### Work required
Your job is to restate each entry word for word.

### Exercise input

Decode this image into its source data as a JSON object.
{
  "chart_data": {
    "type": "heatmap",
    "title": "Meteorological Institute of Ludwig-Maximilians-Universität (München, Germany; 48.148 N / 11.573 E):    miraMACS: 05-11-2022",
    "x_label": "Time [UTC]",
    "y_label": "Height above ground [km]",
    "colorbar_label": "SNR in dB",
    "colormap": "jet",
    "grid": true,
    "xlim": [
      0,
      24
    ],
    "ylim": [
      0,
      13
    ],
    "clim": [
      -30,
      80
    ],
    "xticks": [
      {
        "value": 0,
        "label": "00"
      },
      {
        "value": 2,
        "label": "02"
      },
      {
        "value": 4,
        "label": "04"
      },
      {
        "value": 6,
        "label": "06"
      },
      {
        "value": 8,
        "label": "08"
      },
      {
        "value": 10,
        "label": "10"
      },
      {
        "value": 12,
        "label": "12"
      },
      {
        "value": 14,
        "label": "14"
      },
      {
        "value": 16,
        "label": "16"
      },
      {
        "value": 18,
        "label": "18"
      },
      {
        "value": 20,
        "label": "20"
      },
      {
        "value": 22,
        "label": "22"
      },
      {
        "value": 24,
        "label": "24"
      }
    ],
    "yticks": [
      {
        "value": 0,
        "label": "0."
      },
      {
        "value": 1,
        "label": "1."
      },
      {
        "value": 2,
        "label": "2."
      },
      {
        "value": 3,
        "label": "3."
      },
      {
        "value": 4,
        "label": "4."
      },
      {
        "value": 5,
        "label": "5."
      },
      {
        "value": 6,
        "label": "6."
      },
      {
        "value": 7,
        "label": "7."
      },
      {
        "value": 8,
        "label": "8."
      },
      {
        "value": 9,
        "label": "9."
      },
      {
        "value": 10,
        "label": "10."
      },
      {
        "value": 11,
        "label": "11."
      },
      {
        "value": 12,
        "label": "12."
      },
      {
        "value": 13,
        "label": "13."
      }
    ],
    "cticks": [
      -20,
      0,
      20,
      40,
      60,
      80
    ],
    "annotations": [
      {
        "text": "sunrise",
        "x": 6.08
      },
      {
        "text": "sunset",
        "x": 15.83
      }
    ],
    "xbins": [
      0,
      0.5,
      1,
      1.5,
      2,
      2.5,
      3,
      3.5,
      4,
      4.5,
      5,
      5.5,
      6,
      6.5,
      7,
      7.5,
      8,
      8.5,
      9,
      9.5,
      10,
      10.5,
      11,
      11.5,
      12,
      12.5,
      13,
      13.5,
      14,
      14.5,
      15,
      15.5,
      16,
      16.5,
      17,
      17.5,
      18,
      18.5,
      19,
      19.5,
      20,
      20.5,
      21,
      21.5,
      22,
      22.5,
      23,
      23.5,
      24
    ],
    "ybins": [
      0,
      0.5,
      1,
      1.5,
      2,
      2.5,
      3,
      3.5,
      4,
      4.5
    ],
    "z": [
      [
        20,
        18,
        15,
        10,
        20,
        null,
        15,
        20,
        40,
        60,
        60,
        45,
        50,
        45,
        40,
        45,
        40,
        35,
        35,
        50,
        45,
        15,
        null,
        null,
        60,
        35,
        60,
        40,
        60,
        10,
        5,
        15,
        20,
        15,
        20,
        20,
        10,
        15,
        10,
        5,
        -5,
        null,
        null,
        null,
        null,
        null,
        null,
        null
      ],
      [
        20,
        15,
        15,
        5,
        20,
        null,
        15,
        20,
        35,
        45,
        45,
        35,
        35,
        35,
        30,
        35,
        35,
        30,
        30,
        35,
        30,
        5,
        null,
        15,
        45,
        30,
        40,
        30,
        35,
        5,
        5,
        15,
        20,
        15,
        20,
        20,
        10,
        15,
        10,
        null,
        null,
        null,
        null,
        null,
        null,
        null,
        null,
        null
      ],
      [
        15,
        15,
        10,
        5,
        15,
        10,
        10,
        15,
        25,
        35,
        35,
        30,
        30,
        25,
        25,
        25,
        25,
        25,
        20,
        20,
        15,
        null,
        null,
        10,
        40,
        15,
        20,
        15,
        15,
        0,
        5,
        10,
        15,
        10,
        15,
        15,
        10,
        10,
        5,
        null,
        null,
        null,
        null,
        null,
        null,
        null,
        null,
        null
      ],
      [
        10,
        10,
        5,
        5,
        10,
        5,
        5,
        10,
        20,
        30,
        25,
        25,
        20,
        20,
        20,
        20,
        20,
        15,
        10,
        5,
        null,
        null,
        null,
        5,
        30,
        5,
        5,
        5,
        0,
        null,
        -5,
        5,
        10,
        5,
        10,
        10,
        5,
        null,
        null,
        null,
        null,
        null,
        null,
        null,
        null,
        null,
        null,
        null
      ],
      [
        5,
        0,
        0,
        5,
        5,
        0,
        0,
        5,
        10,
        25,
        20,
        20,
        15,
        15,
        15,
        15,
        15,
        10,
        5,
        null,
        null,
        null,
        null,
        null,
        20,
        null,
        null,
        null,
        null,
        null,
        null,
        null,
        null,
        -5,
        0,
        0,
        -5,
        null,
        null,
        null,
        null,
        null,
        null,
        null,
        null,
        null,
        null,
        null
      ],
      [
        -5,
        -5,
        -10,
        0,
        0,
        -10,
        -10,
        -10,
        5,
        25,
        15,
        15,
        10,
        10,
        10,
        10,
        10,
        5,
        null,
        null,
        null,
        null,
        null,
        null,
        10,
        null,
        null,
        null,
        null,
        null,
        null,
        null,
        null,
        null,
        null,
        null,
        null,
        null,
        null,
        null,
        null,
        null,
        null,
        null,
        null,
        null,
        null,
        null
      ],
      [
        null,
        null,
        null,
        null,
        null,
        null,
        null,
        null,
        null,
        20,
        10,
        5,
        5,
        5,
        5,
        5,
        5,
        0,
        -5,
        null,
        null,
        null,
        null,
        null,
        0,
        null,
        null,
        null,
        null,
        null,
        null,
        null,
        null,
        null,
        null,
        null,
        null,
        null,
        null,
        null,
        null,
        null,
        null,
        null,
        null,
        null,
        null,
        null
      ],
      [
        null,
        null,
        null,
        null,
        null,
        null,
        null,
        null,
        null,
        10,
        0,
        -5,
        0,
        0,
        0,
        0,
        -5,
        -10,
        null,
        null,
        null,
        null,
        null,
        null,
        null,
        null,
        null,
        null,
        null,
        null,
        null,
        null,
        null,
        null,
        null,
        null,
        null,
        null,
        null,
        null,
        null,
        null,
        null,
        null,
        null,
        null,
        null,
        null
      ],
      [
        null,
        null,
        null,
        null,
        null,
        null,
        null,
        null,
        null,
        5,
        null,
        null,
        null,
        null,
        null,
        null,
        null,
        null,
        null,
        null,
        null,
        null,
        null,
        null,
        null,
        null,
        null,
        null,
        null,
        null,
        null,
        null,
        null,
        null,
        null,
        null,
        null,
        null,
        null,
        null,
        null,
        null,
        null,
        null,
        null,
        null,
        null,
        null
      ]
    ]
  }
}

### Solution
Decode this image into its source data as a JSON object.
{
  "chart_data": {
    "type": "heatmap",
    "title": "Meteorological Institute of Ludwig-Maximilians-Universität (München, Germany; 48.148 N / 11.573 E):    miraMACS: 05-11-2022",
    "x_label": "Time [UTC]",
    "y_label": "Height above ground [km]",
    "colorbar_label": "SNR in dB",
    "colormap": "jet",
    "grid": true,
    "xlim": [
      0,
      24
    ],
    "ylim": [
      0,
      13
    ],
    "clim": [
      -30,
      80
    ],
    "xticks": [
      {
        "value": 0,
        "label": "00"
      },
      {
        "value": 2,
        "label": "02"
      },
      {
        "value": 4,
        "label": "04"
      },
      {
        "value": 6,
        "label": "06"
      },
      {
        "value": 8,
        "label": "08"
      },
      {
        "value": 10,
        "label": "10"
      },
      {
        "value": 12,
        "label": "12"
      },
      {
        "value": 14,
        "label": "14"
      },
      {
        "value": 16,
        "label": "16"
      },
      {
        "value": 18,
        "label": "18"
      },
      {
        "value": 20,
        "label": "20"
      },
      {
        "value": 22,
        "label": "22"
      },
      {
        "value": 24,
        "label": "24"
      }
    ],
    "yticks": [
      {
        "value": 0,
        "label": "0."
      },
      {
        "value": 1,
        "label": "1."
      },
      {
        "value": 2,
        "label": "2."
      },
      {
        "value": 3,
        "label": "3."
      },
      {
        "value": 4,
        "label": "4."
      },
      {
        "value": 5,
        "label": "5."
      },
      {
        "value": 6,
        "label": "6."
      },
      {
        "value": 7,
        "label": "7."
      },
      {
        "value": 8,
        "label": "8."
      },
      {
        "value": 9,
        "label": "9."
      },
      {
        "value": 10,
        "label": "10."
      },
      {
        "value": 11,
        "label": "11."
      },
      {
        "value": 12,
        "label": "12."
      },
      {
        "value": 13,
        "label": "13."
      }
    ],
    "cticks": [
      -20,
      0,
      20,
      40,
      60,
      80
    ],
    "annotations": [
      {
        "text": "sunrise",
        "x": 6.08
      },
      {
        "text": "sunset",
        "x": 15.83
      }
    ],
    "xbins": [
      0,
      0.5,
      1,
      1.5,
      2,
      2.5,
      3,
      3.5,
      4,
      4.5,
      5,
      5.5,
      6,
      6.5,
      7,
      7.5,
      8,
      8.5,
      9,
      9.5,
      10,
      10.5,
      11,
      11.5,
      12,
      12.5,
      13,
      13.5,
      14,
      14.5,
      15,
      15.5,
      16,
      16.5,
      17,
      17.5,
      18,
      18.5,
      19,
      19.5,
      20,
      20.5,
      21,
      21.5,
      22,
      22.5,
      23,
      23.5,
      24
    ],
    "ybins": [
      0,
      0.5,
      1,
      1.5,
      2,
      2.5,
      3,
      3.5,
      4,
      4.5
    ],
    "z": [
      [
        20,
        18,
        15,
        10,
        20,
        null,
        15,
        20,
        40,
        60,
        60,
        45,
        50,
        45,
        40,
        45,
        40,
        35,
        35,
        50,
        45,
        15,
        null,
        null,
        60,
        35,
        60,
        40,
        60,
        10,
        5,
        15,
        20,
        15,
        20,
        20,
        10,
        15,
        10,
        5,
        -5,
        null,
        null,
        null,
        null,
        null,
        null,
        null
      ],
      [
        20,
        15,
        15,
        5,
        20,
        null,
        15,
        20,
        35,
        45,
        45,
        35,
        35,
        35,
        30,
        35,
        35,
        30,
        30,
        35,
        30,
        5,
        null,
        15,
        45,
        30,
        40,
        30,
        35,
        5,
        5,
        15,
        20,
        15,
        20,
        20,
        10,
        15,
        10,
        null,
        null,
        null,
        null,
        null,
        null,
        null,
        null,
        null
      ],
      [
        15,
        15,
        10,
        5,
        15,
        10,
        10,
        15,
        25,
        35,
        35,
        30,
        30,
        25,
        25,
        25,
        25,
        25,
        20,
        20,
        15,
        null,
        null,
        10,
        40,
        15,
        20,
        15,
        15,
        0,
        5,
        10,
        15,
        10,
        15,
        15,
        10,
        10,
        5,
        null,
        null,
        null,
        null,
        null,
        null,
        null,
        null,
        null
      ],
      [
        10,
        10,
        5,
        5,
        10,
        5,
        5,
        10,
        20,
        30,
        25,
        25,
        20,
        20,
        20,
        20,
        20,
        15,
        10,
        5,
        null,
        null,
        null,
        5,
        30,
        5,
        5,
        5,
        0,
        null,
        -5,
        5,
        10,
        5,
        10,
        10,
        5,
        null,
        null,
        null,
        null,
        null,
        null,
        null,
        null,
        null,
        null,
        null
      ],
      [
        5,
        0,
        0,
        5,
        5,
        0,
        0,
        5,
        10,
        25,
        20,
        20,
        15,
        15,
        15,
        15,
        15,
        10,
        5,
        null,
        null,
        null,
        null,
        null,
        20,
        null,
        null,
        null,
        null,
        null,
        null,
        null,
        null,
        -5,
        0,
        0,
        -5,
        null,
        null,
        null,
        null,
        null,
        null,
        null,
        null,
        null,
        null,
        null
      ],
      [
        -5,
        -5,
        -10,
        0,
        0,
        -10,
        -10,
        -10,
        5,
        25,
        15,
        15,
        10,
        10,
        10,
        10,
        10,
        5,
        null,
        null,
        null,
        null,
        null,
        null,
        10,
        null,
        null,
        null,
        null,
        null,
        null,
        null,
        null,
        null,
        null,
        null,
        null,
        null,
        null,
        null,
        null,
        null,
        null,
        null,
        null,
        null,
        null,
        null
      ],
      [
        null,
        null,
        null,
        null,
        null,
        null,
        null,
        null,
        null,
        20,
        10,
        5,
        5,
        5,
        5,
        5,
        5,
        0,
        -5,
        null,
        null,
        null,
        null,
        null,
        0,
        null,
        null,
        null,
        null,
        null,
        null,
        null,
        null,
        null,
        null,
        null,
        null,
        null,
        null,
        null,
        null,
        null,
        null,
        null,
        null,
        null,
        null,
        null
      ],
      [
        null,
        null,
        null,
        null,
        null,
        null,
        null,
        null,
        null,
        10,
        0,
        -5,
        0,
        0,
        0,
        0,
        -5,
        -10,
        null,
        null,
        null,
        null,
        null,
        null,
        null,
        null,
        null,
        null,
        null,
        null,
        null,
        null,
        null,
        null,
        null,
        null,
        null,
        null,
        null,
        null,
        null,
        null,
        null,
        null,
        null,
        null,
        null,
        null
      ],
      [
        null,
        null,
        null,
        null,
        null,
        null,
        null,
        null,
        null,
        5,
        null,
        null,
        null,
        null,
        null,
        null,
        null,
        null,
        null,
        null,
        null,
        null,
        null,
        null,
        null,
        null,
        null,
        null,
        null,
        null,
        null,
        null,
        null,
        null,
        null,
        null,
        null,
        null,
        null,
        null,
        null,
        null,
        null,
        null,
        null,
        null,
        null,
        null
      ]
    ]
  }
}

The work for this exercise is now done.